Begin Supplied data
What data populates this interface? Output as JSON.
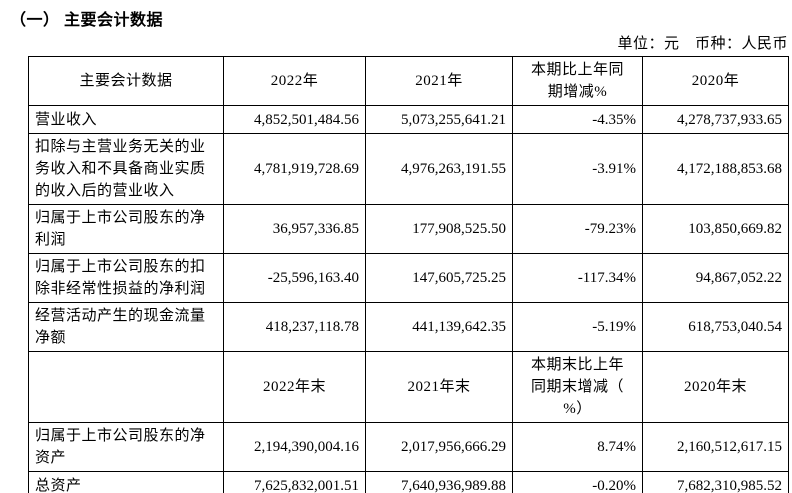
{
  "title": "（一） 主要会计数据",
  "unit_line": "单位：元　币种：人民币",
  "table": {
    "header1": [
      "主要会计数据",
      "2022年",
      "2021年",
      "本期比上年同\n期增减%",
      "2020年"
    ],
    "rows1": [
      {
        "label": "营业收入",
        "y2022": "4,852,501,484.56",
        "y2021": "5,073,255,641.21",
        "pct": "-4.35%",
        "y2020": "4,278,737,933.65"
      },
      {
        "label": "扣除与主营业务无关的业务收入和不具备商业实质的收入后的营业收入",
        "y2022": "4,781,919,728.69",
        "y2021": "4,976,263,191.55",
        "pct": "-3.91%",
        "y2020": "4,172,188,853.68"
      },
      {
        "label": "归属于上市公司股东的净利润",
        "y2022": "36,957,336.85",
        "y2021": "177,908,525.50",
        "pct": "-79.23%",
        "y2020": "103,850,669.82"
      },
      {
        "label": "归属于上市公司股东的扣除非经常性损益的净利润",
        "y2022": "-25,596,163.40",
        "y2021": "147,605,725.25",
        "pct": "-117.34%",
        "y2020": "94,867,052.22"
      },
      {
        "label": "经营活动产生的现金流量净额",
        "y2022": "418,237,118.78",
        "y2021": "441,139,642.35",
        "pct": "-5.19%",
        "y2020": "618,753,040.54"
      }
    ],
    "header2": [
      "",
      "2022年末",
      "2021年末",
      "本期末比上年\n同期末增减（\n%）",
      "2020年末"
    ],
    "rows2": [
      {
        "label": "归属于上市公司股东的净资产",
        "y2022": "2,194,390,004.16",
        "y2021": "2,017,956,666.29",
        "pct": "8.74%",
        "y2020": "2,160,512,617.15"
      },
      {
        "label": "总资产",
        "y2022": "7,625,832,001.51",
        "y2021": "7,640,936,989.88",
        "pct": "-0.20%",
        "y2020": "7,682,310,985.52"
      }
    ]
  }
}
End Supplied data
▶ [Work required] The records above must be transcribed exactly. Pictures are left out of the copy.

▶ [Solution to the exercise]
What data populates this interface? Output as JSON.
{
  "title": "（一） 主要会计数据",
  "unit_line": "单位：元　币种：人民币",
  "table": {
    "header1": [
      "主要会计数据",
      "2022年",
      "2021年",
      "本期比上年同\n期增减%",
      "2020年"
    ],
    "rows1": [
      {
        "label": "营业收入",
        "y2022": "4,852,501,484.56",
        "y2021": "5,073,255,641.21",
        "pct": "-4.35%",
        "y2020": "4,278,737,933.65"
      },
      {
        "label": "扣除与主营业务无关的业务收入和不具备商业实质的收入后的营业收入",
        "y2022": "4,781,919,728.69",
        "y2021": "4,976,263,191.55",
        "pct": "-3.91%",
        "y2020": "4,172,188,853.68"
      },
      {
        "label": "归属于上市公司股东的净利润",
        "y2022": "36,957,336.85",
        "y2021": "177,908,525.50",
        "pct": "-79.23%",
        "y2020": "103,850,669.82"
      },
      {
        "label": "归属于上市公司股东的扣除非经常性损益的净利润",
        "y2022": "-25,596,163.40",
        "y2021": "147,605,725.25",
        "pct": "-117.34%",
        "y2020": "94,867,052.22"
      },
      {
        "label": "经营活动产生的现金流量净额",
        "y2022": "418,237,118.78",
        "y2021": "441,139,642.35",
        "pct": "-5.19%",
        "y2020": "618,753,040.54"
      }
    ],
    "header2": [
      "",
      "2022年末",
      "2021年末",
      "本期末比上年\n同期末增减（\n%）",
      "2020年末"
    ],
    "rows2": [
      {
        "label": "归属于上市公司股东的净资产",
        "y2022": "2,194,390,004.16",
        "y2021": "2,017,956,666.29",
        "pct": "8.74%",
        "y2020": "2,160,512,617.15"
      },
      {
        "label": "总资产",
        "y2022": "7,625,832,001.51",
        "y2021": "7,640,936,989.88",
        "pct": "-0.20%",
        "y2020": "7,682,310,985.52"
      }
    ]
  }
}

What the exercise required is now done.